___ Task material

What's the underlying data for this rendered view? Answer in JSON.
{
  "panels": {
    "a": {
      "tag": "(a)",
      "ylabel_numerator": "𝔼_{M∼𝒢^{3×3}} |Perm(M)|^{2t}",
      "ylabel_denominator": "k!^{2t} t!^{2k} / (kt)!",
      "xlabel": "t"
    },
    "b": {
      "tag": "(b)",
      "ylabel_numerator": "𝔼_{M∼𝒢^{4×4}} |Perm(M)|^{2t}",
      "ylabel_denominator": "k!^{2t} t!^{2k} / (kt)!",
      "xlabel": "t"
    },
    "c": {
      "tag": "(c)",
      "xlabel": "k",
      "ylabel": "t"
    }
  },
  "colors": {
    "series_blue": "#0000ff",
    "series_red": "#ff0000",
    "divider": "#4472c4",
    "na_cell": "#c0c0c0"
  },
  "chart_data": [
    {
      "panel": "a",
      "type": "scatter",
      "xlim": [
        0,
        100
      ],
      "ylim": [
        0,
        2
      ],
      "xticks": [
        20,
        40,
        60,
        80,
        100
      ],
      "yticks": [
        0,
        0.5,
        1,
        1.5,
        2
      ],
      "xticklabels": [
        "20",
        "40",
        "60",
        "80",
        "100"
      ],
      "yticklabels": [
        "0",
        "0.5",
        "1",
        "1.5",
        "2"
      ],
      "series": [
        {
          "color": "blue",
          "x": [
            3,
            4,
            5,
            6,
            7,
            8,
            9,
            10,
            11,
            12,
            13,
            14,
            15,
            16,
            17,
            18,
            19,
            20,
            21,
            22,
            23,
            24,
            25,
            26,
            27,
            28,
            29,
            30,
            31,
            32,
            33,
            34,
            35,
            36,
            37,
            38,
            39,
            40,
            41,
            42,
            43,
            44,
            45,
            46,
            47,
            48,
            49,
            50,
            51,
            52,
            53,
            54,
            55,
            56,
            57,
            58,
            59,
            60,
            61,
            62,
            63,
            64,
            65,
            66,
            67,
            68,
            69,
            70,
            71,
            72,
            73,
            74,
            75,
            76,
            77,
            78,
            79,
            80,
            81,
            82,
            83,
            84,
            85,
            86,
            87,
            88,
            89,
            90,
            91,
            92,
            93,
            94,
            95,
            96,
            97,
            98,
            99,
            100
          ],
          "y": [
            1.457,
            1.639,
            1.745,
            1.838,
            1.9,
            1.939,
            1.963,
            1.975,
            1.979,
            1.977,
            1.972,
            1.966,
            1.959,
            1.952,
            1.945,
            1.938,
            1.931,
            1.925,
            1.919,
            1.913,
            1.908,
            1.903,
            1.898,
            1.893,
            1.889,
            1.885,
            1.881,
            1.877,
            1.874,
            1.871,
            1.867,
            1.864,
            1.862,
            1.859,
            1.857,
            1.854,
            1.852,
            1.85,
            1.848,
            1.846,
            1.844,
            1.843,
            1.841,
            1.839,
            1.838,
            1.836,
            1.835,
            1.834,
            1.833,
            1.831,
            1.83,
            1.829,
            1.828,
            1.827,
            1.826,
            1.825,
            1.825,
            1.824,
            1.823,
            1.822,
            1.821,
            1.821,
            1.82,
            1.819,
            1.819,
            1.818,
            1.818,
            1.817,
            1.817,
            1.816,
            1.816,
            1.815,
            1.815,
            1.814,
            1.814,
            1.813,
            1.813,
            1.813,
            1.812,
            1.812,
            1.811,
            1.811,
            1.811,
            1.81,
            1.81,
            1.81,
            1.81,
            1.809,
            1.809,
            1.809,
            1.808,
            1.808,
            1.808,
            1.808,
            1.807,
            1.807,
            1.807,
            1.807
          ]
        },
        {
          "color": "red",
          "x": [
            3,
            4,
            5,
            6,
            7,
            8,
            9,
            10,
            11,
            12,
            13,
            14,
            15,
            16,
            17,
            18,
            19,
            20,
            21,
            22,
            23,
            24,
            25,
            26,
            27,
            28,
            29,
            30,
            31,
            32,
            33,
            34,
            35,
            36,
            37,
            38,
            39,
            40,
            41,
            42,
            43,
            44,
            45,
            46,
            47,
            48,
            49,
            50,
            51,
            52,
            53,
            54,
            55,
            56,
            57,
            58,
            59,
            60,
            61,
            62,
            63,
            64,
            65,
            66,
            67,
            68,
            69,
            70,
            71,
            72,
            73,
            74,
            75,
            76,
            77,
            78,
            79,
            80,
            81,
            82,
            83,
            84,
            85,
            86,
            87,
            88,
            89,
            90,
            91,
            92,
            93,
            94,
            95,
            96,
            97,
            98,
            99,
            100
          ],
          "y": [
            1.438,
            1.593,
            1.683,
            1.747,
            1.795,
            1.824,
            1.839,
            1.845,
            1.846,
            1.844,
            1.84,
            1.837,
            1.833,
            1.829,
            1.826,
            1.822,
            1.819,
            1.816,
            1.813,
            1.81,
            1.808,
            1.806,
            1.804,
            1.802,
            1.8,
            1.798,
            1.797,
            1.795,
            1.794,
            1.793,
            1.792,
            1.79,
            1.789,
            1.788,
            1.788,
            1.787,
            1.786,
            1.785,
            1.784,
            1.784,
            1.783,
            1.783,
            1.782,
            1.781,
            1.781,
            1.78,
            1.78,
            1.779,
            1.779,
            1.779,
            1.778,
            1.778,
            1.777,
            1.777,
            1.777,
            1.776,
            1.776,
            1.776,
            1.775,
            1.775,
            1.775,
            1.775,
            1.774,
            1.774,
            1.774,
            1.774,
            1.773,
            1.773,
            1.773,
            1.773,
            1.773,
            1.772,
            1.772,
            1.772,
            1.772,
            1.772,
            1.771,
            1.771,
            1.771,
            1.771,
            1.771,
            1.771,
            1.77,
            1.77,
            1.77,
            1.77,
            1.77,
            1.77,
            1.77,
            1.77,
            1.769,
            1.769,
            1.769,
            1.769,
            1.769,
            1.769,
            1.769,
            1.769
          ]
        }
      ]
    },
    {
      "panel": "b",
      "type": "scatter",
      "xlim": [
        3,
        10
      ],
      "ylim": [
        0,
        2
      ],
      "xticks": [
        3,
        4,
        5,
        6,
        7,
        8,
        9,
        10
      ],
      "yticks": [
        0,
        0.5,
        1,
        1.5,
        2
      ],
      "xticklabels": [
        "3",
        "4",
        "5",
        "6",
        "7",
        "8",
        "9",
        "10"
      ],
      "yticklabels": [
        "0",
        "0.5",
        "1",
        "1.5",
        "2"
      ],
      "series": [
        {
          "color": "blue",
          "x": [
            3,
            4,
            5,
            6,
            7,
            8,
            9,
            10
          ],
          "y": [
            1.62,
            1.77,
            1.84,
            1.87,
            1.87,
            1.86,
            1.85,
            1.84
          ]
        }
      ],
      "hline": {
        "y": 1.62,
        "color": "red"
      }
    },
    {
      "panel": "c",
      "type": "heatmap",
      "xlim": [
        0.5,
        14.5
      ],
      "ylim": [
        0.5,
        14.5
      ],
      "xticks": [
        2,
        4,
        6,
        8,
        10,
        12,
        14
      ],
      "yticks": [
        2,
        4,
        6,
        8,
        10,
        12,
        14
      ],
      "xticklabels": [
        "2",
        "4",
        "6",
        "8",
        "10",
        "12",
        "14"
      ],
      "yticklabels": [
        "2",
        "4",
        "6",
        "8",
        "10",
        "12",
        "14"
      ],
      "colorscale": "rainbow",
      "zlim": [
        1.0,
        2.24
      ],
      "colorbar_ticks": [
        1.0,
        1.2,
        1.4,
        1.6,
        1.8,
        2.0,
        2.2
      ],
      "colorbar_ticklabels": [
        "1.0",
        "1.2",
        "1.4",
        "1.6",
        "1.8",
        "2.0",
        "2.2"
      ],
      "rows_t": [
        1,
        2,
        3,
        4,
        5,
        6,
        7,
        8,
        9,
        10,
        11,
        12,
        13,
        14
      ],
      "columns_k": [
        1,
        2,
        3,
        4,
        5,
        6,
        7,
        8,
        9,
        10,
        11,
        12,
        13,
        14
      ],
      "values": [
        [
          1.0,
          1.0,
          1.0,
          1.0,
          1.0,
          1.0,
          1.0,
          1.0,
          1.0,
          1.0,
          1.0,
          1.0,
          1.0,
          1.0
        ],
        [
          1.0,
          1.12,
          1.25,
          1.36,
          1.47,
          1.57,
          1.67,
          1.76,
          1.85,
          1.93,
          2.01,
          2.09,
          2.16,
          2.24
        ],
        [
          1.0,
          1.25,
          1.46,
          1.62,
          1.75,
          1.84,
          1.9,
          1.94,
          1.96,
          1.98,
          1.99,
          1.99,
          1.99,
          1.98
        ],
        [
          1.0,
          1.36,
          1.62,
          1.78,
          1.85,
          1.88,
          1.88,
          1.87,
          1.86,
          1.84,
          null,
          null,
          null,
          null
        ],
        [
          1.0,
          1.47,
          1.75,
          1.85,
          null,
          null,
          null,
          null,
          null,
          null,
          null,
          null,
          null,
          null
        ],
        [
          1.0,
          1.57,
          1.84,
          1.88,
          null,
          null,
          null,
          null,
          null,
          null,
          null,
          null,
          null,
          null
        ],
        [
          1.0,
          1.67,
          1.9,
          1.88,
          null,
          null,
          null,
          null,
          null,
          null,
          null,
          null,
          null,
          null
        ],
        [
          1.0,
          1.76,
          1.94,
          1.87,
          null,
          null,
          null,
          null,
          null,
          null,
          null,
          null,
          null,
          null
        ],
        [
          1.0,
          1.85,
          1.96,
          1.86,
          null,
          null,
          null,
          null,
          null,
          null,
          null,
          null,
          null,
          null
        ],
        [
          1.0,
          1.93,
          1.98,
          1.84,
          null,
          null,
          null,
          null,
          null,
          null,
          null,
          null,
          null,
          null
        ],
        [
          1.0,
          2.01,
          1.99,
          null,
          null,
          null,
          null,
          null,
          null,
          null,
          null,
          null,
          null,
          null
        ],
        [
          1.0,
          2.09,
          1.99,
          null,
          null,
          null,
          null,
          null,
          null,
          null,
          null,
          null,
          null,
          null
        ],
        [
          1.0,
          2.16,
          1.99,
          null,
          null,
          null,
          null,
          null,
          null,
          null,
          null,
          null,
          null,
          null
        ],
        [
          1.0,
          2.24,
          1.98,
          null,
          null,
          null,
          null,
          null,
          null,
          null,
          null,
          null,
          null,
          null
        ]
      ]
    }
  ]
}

______
___ Task material

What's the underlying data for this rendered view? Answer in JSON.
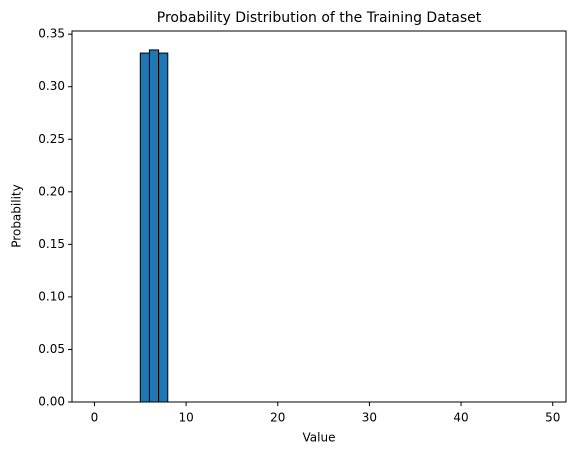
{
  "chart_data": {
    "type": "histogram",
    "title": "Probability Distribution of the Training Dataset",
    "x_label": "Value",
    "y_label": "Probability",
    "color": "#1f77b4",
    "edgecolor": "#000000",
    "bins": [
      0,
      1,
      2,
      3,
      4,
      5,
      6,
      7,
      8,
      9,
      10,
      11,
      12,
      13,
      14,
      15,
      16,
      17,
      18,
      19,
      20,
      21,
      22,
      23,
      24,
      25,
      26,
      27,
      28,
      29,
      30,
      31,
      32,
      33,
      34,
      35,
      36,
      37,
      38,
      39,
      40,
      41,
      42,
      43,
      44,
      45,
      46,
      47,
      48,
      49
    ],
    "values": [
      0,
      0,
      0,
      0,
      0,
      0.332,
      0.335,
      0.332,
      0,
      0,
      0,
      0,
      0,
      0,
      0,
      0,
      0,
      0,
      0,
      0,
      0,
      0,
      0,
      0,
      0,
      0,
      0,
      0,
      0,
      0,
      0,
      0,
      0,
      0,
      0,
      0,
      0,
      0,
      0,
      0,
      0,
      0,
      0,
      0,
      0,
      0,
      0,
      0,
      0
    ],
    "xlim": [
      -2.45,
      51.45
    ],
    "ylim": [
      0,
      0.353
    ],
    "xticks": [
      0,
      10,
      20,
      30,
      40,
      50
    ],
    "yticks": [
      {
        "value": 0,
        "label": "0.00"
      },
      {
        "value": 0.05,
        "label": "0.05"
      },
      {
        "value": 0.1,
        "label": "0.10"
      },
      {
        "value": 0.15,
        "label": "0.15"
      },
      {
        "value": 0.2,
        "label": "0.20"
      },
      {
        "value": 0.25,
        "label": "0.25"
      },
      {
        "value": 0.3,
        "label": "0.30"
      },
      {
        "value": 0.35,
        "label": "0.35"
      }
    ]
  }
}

______

▶ _To be done_
Search the entries for the string "Perm" and collect each line that has it.

▶ _Response below_
      "ylabel_numerator": "𝔼_{M∼𝒢^{3×3}} |Perm(M)|^{2t}",
      "ylabel_numerator": "𝔼_{M∼𝒢^{4×4}} |Perm(M)|^{2t}",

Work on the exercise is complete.